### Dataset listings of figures
[BEGIN]

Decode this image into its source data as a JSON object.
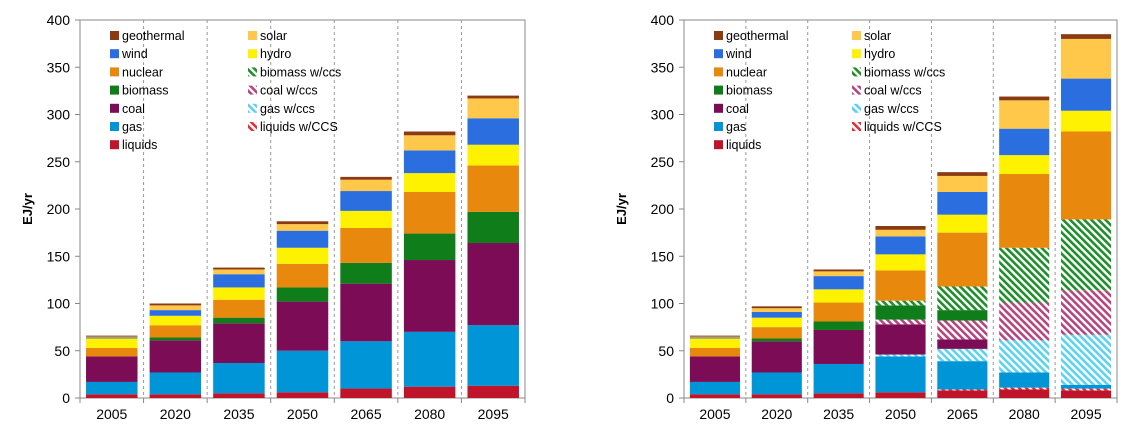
{
  "chart_data": [
    {
      "type": "bar",
      "stacked": true,
      "ylabel": "EJ/yr",
      "ylim": [
        0,
        400
      ],
      "yticks": [
        0,
        50,
        100,
        150,
        200,
        250,
        300,
        350,
        400
      ],
      "grid": "vertical dashed",
      "legend": "top-left",
      "categories": [
        "2005",
        "2020",
        "2035",
        "2050",
        "2065",
        "2080",
        "2095"
      ],
      "series": [
        {
          "name": "liquids",
          "color": "#C0142A",
          "pattern": "solid",
          "values": [
            4,
            4,
            5,
            6,
            10,
            12,
            13
          ]
        },
        {
          "name": "liquids w/CCS",
          "color": "#E0303A",
          "pattern": "hatch",
          "values": [
            0,
            0,
            0,
            0,
            0,
            0,
            0
          ]
        },
        {
          "name": "gas",
          "color": "#0095D6",
          "pattern": "solid",
          "values": [
            13,
            23,
            32,
            44,
            50,
            58,
            64
          ]
        },
        {
          "name": "gas w/ccs",
          "color": "#5AD2F0",
          "pattern": "hatch",
          "values": [
            0,
            0,
            0,
            0,
            0,
            0,
            0
          ]
        },
        {
          "name": "coal",
          "color": "#7B0C55",
          "pattern": "solid",
          "values": [
            27,
            34,
            42,
            52,
            61,
            76,
            87
          ]
        },
        {
          "name": "coal w/ccs",
          "color": "#B5457F",
          "pattern": "hatch",
          "values": [
            0,
            0,
            0,
            0,
            0,
            0,
            0
          ]
        },
        {
          "name": "biomass",
          "color": "#0E7D1A",
          "pattern": "solid",
          "values": [
            0,
            3,
            6,
            15,
            22,
            28,
            33
          ]
        },
        {
          "name": "biomass w/ccs",
          "color": "#1E8E2A",
          "pattern": "hatch",
          "values": [
            0,
            0,
            0,
            0,
            0,
            0,
            0
          ]
        },
        {
          "name": "nuclear",
          "color": "#E8880C",
          "pattern": "solid",
          "values": [
            9,
            13,
            19,
            25,
            37,
            44,
            49
          ]
        },
        {
          "name": "hydro",
          "color": "#FFF200",
          "pattern": "solid",
          "values": [
            10,
            10,
            13,
            17,
            18,
            20,
            22
          ]
        },
        {
          "name": "wind",
          "color": "#2B6EE0",
          "pattern": "solid",
          "values": [
            1,
            6,
            14,
            18,
            21,
            24,
            28
          ]
        },
        {
          "name": "solar",
          "color": "#FFC84A",
          "pattern": "solid",
          "values": [
            1,
            5,
            5,
            7,
            12,
            16,
            21
          ]
        },
        {
          "name": "geothermal",
          "color": "#8B3A12",
          "pattern": "solid",
          "values": [
            1,
            2,
            2,
            3,
            3,
            4,
            3
          ]
        }
      ]
    },
    {
      "type": "bar",
      "stacked": true,
      "ylabel": "EJ/yr",
      "ylim": [
        0,
        400
      ],
      "yticks": [
        0,
        50,
        100,
        150,
        200,
        250,
        300,
        350,
        400
      ],
      "grid": "vertical dashed",
      "legend": "top-left",
      "categories": [
        "2005",
        "2020",
        "2035",
        "2050",
        "2065",
        "2080",
        "2095"
      ],
      "series": [
        {
          "name": "liquids",
          "color": "#C0142A",
          "pattern": "solid",
          "values": [
            4,
            4,
            5,
            6,
            8,
            9,
            8
          ]
        },
        {
          "name": "liquids w/CCS",
          "color": "#E0303A",
          "pattern": "hatch",
          "values": [
            0,
            0,
            0,
            0,
            1,
            2,
            2
          ]
        },
        {
          "name": "gas",
          "color": "#0095D6",
          "pattern": "solid",
          "values": [
            13,
            23,
            31,
            38,
            30,
            16,
            4
          ]
        },
        {
          "name": "gas w/ccs",
          "color": "#5AD2F0",
          "pattern": "hatch",
          "values": [
            0,
            0,
            0,
            2,
            13,
            34,
            53
          ]
        },
        {
          "name": "coal",
          "color": "#7B0C55",
          "pattern": "solid",
          "values": [
            27,
            33,
            36,
            32,
            10,
            0,
            0
          ]
        },
        {
          "name": "coal w/ccs",
          "color": "#B5457F",
          "pattern": "hatch",
          "values": [
            0,
            0,
            0,
            5,
            20,
            40,
            47
          ]
        },
        {
          "name": "biomass",
          "color": "#0E7D1A",
          "pattern": "solid",
          "values": [
            0,
            3,
            9,
            15,
            11,
            0,
            0
          ]
        },
        {
          "name": "biomass w/ccs",
          "color": "#1E8E2A",
          "pattern": "hatch",
          "values": [
            0,
            0,
            0,
            5,
            25,
            58,
            75
          ]
        },
        {
          "name": "nuclear",
          "color": "#E8880C",
          "pattern": "solid",
          "values": [
            9,
            12,
            20,
            32,
            57,
            78,
            93
          ]
        },
        {
          "name": "hydro",
          "color": "#FFF200",
          "pattern": "solid",
          "values": [
            10,
            10,
            14,
            17,
            19,
            20,
            22
          ]
        },
        {
          "name": "wind",
          "color": "#2B6EE0",
          "pattern": "solid",
          "values": [
            1,
            6,
            14,
            19,
            24,
            28,
            34
          ]
        },
        {
          "name": "solar",
          "color": "#FFC84A",
          "pattern": "solid",
          "values": [
            1,
            4,
            5,
            7,
            17,
            30,
            42
          ]
        },
        {
          "name": "geothermal",
          "color": "#8B3A12",
          "pattern": "solid",
          "values": [
            1,
            2,
            2,
            4,
            4,
            4,
            5
          ]
        }
      ]
    }
  ]
}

[END]

### Written exercise
Repeat the listing above exactly, with no pictures.

### Solution to this task
Decode this image into its source data as a JSON object.
{
  "chart_data": [
    {
      "type": "bar",
      "stacked": true,
      "ylabel": "EJ/yr",
      "ylim": [
        0,
        400
      ],
      "yticks": [
        0,
        50,
        100,
        150,
        200,
        250,
        300,
        350,
        400
      ],
      "grid": "vertical dashed",
      "legend": "top-left",
      "categories": [
        "2005",
        "2020",
        "2035",
        "2050",
        "2065",
        "2080",
        "2095"
      ],
      "series": [
        {
          "name": "liquids",
          "color": "#C0142A",
          "pattern": "solid",
          "values": [
            4,
            4,
            5,
            6,
            10,
            12,
            13
          ]
        },
        {
          "name": "liquids w/CCS",
          "color": "#E0303A",
          "pattern": "hatch",
          "values": [
            0,
            0,
            0,
            0,
            0,
            0,
            0
          ]
        },
        {
          "name": "gas",
          "color": "#0095D6",
          "pattern": "solid",
          "values": [
            13,
            23,
            32,
            44,
            50,
            58,
            64
          ]
        },
        {
          "name": "gas w/ccs",
          "color": "#5AD2F0",
          "pattern": "hatch",
          "values": [
            0,
            0,
            0,
            0,
            0,
            0,
            0
          ]
        },
        {
          "name": "coal",
          "color": "#7B0C55",
          "pattern": "solid",
          "values": [
            27,
            34,
            42,
            52,
            61,
            76,
            87
          ]
        },
        {
          "name": "coal w/ccs",
          "color": "#B5457F",
          "pattern": "hatch",
          "values": [
            0,
            0,
            0,
            0,
            0,
            0,
            0
          ]
        },
        {
          "name": "biomass",
          "color": "#0E7D1A",
          "pattern": "solid",
          "values": [
            0,
            3,
            6,
            15,
            22,
            28,
            33
          ]
        },
        {
          "name": "biomass w/ccs",
          "color": "#1E8E2A",
          "pattern": "hatch",
          "values": [
            0,
            0,
            0,
            0,
            0,
            0,
            0
          ]
        },
        {
          "name": "nuclear",
          "color": "#E8880C",
          "pattern": "solid",
          "values": [
            9,
            13,
            19,
            25,
            37,
            44,
            49
          ]
        },
        {
          "name": "hydro",
          "color": "#FFF200",
          "pattern": "solid",
          "values": [
            10,
            10,
            13,
            17,
            18,
            20,
            22
          ]
        },
        {
          "name": "wind",
          "color": "#2B6EE0",
          "pattern": "solid",
          "values": [
            1,
            6,
            14,
            18,
            21,
            24,
            28
          ]
        },
        {
          "name": "solar",
          "color": "#FFC84A",
          "pattern": "solid",
          "values": [
            1,
            5,
            5,
            7,
            12,
            16,
            21
          ]
        },
        {
          "name": "geothermal",
          "color": "#8B3A12",
          "pattern": "solid",
          "values": [
            1,
            2,
            2,
            3,
            3,
            4,
            3
          ]
        }
      ]
    },
    {
      "type": "bar",
      "stacked": true,
      "ylabel": "EJ/yr",
      "ylim": [
        0,
        400
      ],
      "yticks": [
        0,
        50,
        100,
        150,
        200,
        250,
        300,
        350,
        400
      ],
      "grid": "vertical dashed",
      "legend": "top-left",
      "categories": [
        "2005",
        "2020",
        "2035",
        "2050",
        "2065",
        "2080",
        "2095"
      ],
      "series": [
        {
          "name": "liquids",
          "color": "#C0142A",
          "pattern": "solid",
          "values": [
            4,
            4,
            5,
            6,
            8,
            9,
            8
          ]
        },
        {
          "name": "liquids w/CCS",
          "color": "#E0303A",
          "pattern": "hatch",
          "values": [
            0,
            0,
            0,
            0,
            1,
            2,
            2
          ]
        },
        {
          "name": "gas",
          "color": "#0095D6",
          "pattern": "solid",
          "values": [
            13,
            23,
            31,
            38,
            30,
            16,
            4
          ]
        },
        {
          "name": "gas w/ccs",
          "color": "#5AD2F0",
          "pattern": "hatch",
          "values": [
            0,
            0,
            0,
            2,
            13,
            34,
            53
          ]
        },
        {
          "name": "coal",
          "color": "#7B0C55",
          "pattern": "solid",
          "values": [
            27,
            33,
            36,
            32,
            10,
            0,
            0
          ]
        },
        {
          "name": "coal w/ccs",
          "color": "#B5457F",
          "pattern": "hatch",
          "values": [
            0,
            0,
            0,
            5,
            20,
            40,
            47
          ]
        },
        {
          "name": "biomass",
          "color": "#0E7D1A",
          "pattern": "solid",
          "values": [
            0,
            3,
            9,
            15,
            11,
            0,
            0
          ]
        },
        {
          "name": "biomass w/ccs",
          "color": "#1E8E2A",
          "pattern": "hatch",
          "values": [
            0,
            0,
            0,
            5,
            25,
            58,
            75
          ]
        },
        {
          "name": "nuclear",
          "color": "#E8880C",
          "pattern": "solid",
          "values": [
            9,
            12,
            20,
            32,
            57,
            78,
            93
          ]
        },
        {
          "name": "hydro",
          "color": "#FFF200",
          "pattern": "solid",
          "values": [
            10,
            10,
            14,
            17,
            19,
            20,
            22
          ]
        },
        {
          "name": "wind",
          "color": "#2B6EE0",
          "pattern": "solid",
          "values": [
            1,
            6,
            14,
            19,
            24,
            28,
            34
          ]
        },
        {
          "name": "solar",
          "color": "#FFC84A",
          "pattern": "solid",
          "values": [
            1,
            4,
            5,
            7,
            17,
            30,
            42
          ]
        },
        {
          "name": "geothermal",
          "color": "#8B3A12",
          "pattern": "solid",
          "values": [
            1,
            2,
            2,
            4,
            4,
            4,
            5
          ]
        }
      ]
    }
  ]
}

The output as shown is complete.